--- SUPPLIED RECORDS ---
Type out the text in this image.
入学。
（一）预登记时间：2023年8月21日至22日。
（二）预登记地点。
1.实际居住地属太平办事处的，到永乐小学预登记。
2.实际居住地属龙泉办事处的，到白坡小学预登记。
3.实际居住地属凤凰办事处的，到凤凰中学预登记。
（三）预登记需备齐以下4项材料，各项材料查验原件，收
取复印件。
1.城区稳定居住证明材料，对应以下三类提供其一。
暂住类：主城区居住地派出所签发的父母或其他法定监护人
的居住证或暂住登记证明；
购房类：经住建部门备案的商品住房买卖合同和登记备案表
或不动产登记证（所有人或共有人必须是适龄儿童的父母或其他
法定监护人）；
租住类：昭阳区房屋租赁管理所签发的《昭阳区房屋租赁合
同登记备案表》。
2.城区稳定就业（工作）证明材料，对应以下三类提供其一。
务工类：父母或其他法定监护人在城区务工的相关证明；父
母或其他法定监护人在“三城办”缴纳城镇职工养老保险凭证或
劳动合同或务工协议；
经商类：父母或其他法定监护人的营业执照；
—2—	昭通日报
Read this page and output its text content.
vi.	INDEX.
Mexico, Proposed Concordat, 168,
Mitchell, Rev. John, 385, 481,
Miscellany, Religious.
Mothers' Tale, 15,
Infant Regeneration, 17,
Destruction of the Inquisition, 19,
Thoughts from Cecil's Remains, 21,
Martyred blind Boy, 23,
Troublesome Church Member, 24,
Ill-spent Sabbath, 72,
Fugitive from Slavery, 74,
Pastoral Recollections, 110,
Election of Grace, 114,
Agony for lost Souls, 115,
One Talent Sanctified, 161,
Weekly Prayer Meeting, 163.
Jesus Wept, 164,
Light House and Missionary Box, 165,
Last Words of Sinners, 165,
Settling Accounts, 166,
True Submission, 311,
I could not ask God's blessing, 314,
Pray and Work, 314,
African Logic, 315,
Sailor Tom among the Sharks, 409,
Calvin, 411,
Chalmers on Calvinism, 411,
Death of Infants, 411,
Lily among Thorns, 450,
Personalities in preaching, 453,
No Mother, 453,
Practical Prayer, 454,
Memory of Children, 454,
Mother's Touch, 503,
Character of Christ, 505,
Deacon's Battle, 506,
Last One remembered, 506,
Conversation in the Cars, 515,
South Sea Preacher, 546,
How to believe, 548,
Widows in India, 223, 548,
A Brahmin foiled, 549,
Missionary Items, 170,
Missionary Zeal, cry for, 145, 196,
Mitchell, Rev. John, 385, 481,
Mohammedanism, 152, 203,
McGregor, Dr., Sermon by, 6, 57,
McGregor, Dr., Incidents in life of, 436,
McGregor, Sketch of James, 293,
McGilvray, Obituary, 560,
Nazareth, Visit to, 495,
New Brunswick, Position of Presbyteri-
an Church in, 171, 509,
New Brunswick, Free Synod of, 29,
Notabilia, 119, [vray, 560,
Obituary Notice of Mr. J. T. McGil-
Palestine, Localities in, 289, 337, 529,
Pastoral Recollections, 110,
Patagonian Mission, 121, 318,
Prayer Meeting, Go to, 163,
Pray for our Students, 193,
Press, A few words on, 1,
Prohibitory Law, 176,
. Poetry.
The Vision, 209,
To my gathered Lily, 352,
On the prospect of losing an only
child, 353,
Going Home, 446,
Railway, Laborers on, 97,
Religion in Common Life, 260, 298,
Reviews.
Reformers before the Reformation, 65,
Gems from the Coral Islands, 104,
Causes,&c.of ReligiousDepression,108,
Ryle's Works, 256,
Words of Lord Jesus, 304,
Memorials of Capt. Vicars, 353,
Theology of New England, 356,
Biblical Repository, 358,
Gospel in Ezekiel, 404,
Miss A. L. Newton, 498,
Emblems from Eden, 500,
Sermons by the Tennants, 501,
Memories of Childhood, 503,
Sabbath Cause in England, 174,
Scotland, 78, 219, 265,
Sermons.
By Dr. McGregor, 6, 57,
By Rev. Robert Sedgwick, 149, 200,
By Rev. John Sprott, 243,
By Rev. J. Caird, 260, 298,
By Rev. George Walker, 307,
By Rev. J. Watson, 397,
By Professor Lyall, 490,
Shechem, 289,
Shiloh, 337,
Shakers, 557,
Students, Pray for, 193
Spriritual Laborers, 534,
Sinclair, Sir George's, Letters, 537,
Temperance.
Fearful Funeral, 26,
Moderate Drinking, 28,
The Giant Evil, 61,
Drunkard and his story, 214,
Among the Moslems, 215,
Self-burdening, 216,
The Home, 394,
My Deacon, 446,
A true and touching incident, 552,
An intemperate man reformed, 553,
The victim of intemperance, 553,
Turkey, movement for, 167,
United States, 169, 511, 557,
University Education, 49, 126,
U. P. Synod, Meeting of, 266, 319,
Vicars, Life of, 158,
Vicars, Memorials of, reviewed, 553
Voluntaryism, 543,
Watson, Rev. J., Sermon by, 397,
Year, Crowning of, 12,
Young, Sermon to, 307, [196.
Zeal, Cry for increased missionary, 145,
---
**SHORT TASK**:
Find the lines above holding the word "对应以下三类提供其一" and show them.

**TASK RESPONSE**:
1.城区稳定居住证明材料，对应以下三类提供其一。
2.城区稳定就业（工作）证明材料，对应以下三类提供其一。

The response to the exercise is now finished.